• [Written exercise]
Write out the records word for word, with no pictures.

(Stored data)
________

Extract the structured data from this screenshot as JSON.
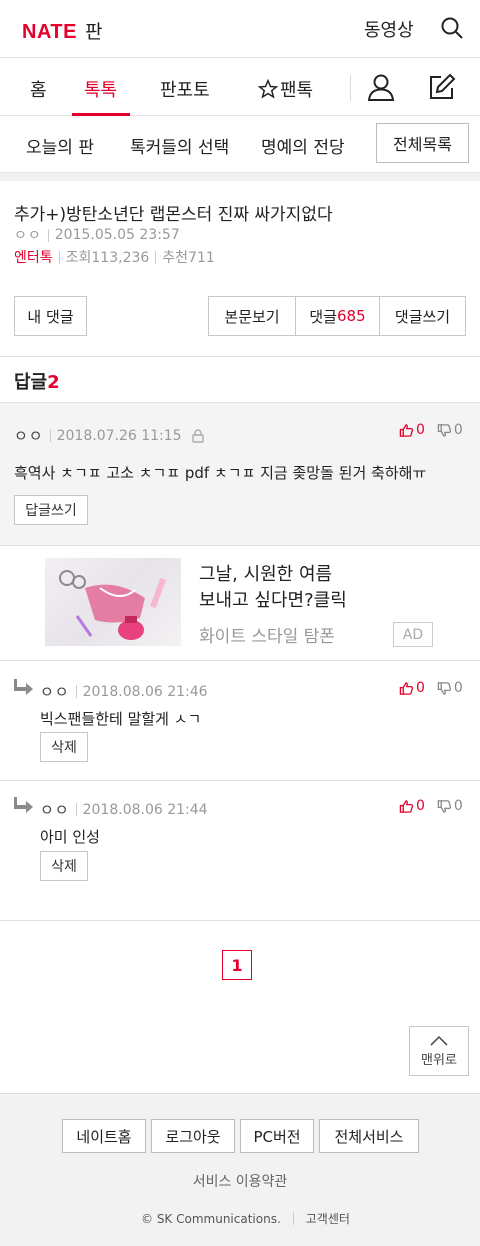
{
  "header": {
    "logo_brand": "NATE",
    "logo_section": "판",
    "video_label": "동영상",
    "search_icon": "search-icon"
  },
  "tabs": {
    "home": "홈",
    "toktok": "톡톡",
    "panphoto": "판포토",
    "fantok": "팬톡",
    "fantok_icon": "star-outline-icon",
    "user_icon": "user-icon",
    "write_icon": "edit-icon",
    "active_color": "#e4002b"
  },
  "subtabs": {
    "today": "오늘의 판",
    "talkers_choice": "톡커들의 선택",
    "hall_of_fame": "명예의 전당",
    "all_list": "전체목록"
  },
  "article": {
    "title": "추가+)방탄소년단 랩몬스터 진짜 싸가지없다",
    "author": "ㅇㅇ",
    "datetime": "2015.05.05 23:57",
    "category": "엔터톡",
    "views_label": "조회113,236",
    "recommend_label": "추천711"
  },
  "actions": {
    "my_comments": "내 댓글",
    "view_body": "본문보기",
    "comments_label": "댓글",
    "comments_count": "685",
    "write_comment": "댓글쓰기"
  },
  "replies": {
    "heading": "답글",
    "count": "2"
  },
  "comment": {
    "author": "ㅇㅇ",
    "datetime": "2018.07.26 11:15",
    "text": "흑역사 ㅊㄱㅍ 고소 ㅊㄱㅍ pdf ㅊㄱㅍ 지금 좆망돌 된거 축하해ㅠ",
    "reply_button": "답글쓰기",
    "up": "0",
    "down": "0",
    "lock_icon": "lock-icon"
  },
  "ad": {
    "line1": "그날, 시원한 여름",
    "line2": "보내고 싶다면?클릭",
    "sponsor": "화이트 스타일 탐폰",
    "badge": "AD"
  },
  "reply_items": [
    {
      "author": "ㅇㅇ",
      "datetime": "2018.08.06 21:46",
      "text": "빅스팬들한테 말할게 ㅅㄱ",
      "delete": "삭제",
      "up": "0",
      "down": "0"
    },
    {
      "author": "ㅇㅇ",
      "datetime": "2018.08.06 21:44",
      "text": "아미 인성",
      "delete": "삭제",
      "up": "0",
      "down": "0"
    }
  ],
  "pagination": {
    "current": "1"
  },
  "back_to_top": "맨위로",
  "footer": {
    "nate_home": "네이트홈",
    "logout": "로그아웃",
    "pc_version": "PC버전",
    "all_services": "전체서비스",
    "terms": "서비스 이용약관",
    "copyright": "© SK Communications.",
    "support": "고객센터"
  }
}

________

• [Written solution]
Extract the structured data from this screenshot as JSON.
{
  "header": {
    "logo_brand": "NATE",
    "logo_section": "판",
    "video_label": "동영상",
    "search_icon": "search-icon"
  },
  "tabs": {
    "home": "홈",
    "toktok": "톡톡",
    "panphoto": "판포토",
    "fantok": "팬톡",
    "fantok_icon": "star-outline-icon",
    "user_icon": "user-icon",
    "write_icon": "edit-icon",
    "active_color": "#e4002b"
  },
  "subtabs": {
    "today": "오늘의 판",
    "talkers_choice": "톡커들의 선택",
    "hall_of_fame": "명예의 전당",
    "all_list": "전체목록"
  },
  "article": {
    "title": "추가+)방탄소년단 랩몬스터 진짜 싸가지없다",
    "author": "ㅇㅇ",
    "datetime": "2015.05.05 23:57",
    "category": "엔터톡",
    "views_label": "조회113,236",
    "recommend_label": "추천711"
  },
  "actions": {
    "my_comments": "내 댓글",
    "view_body": "본문보기",
    "comments_label": "댓글",
    "comments_count": "685",
    "write_comment": "댓글쓰기"
  },
  "replies": {
    "heading": "답글",
    "count": "2"
  },
  "comment": {
    "author": "ㅇㅇ",
    "datetime": "2018.07.26 11:15",
    "text": "흑역사 ㅊㄱㅍ 고소 ㅊㄱㅍ pdf ㅊㄱㅍ 지금 좆망돌 된거 축하해ㅠ",
    "reply_button": "답글쓰기",
    "up": "0",
    "down": "0",
    "lock_icon": "lock-icon"
  },
  "ad": {
    "line1": "그날, 시원한 여름",
    "line2": "보내고 싶다면?클릭",
    "sponsor": "화이트 스타일 탐폰",
    "badge": "AD"
  },
  "reply_items": [
    {
      "author": "ㅇㅇ",
      "datetime": "2018.08.06 21:46",
      "text": "빅스팬들한테 말할게 ㅅㄱ",
      "delete": "삭제",
      "up": "0",
      "down": "0"
    },
    {
      "author": "ㅇㅇ",
      "datetime": "2018.08.06 21:44",
      "text": "아미 인성",
      "delete": "삭제",
      "up": "0",
      "down": "0"
    }
  ],
  "pagination": {
    "current": "1"
  },
  "back_to_top": "맨위로",
  "footer": {
    "nate_home": "네이트홈",
    "logout": "로그아웃",
    "pc_version": "PC버전",
    "all_services": "전체서비스",
    "terms": "서비스 이용약관",
    "copyright": "© SK Communications.",
    "support": "고객센터"
  }
}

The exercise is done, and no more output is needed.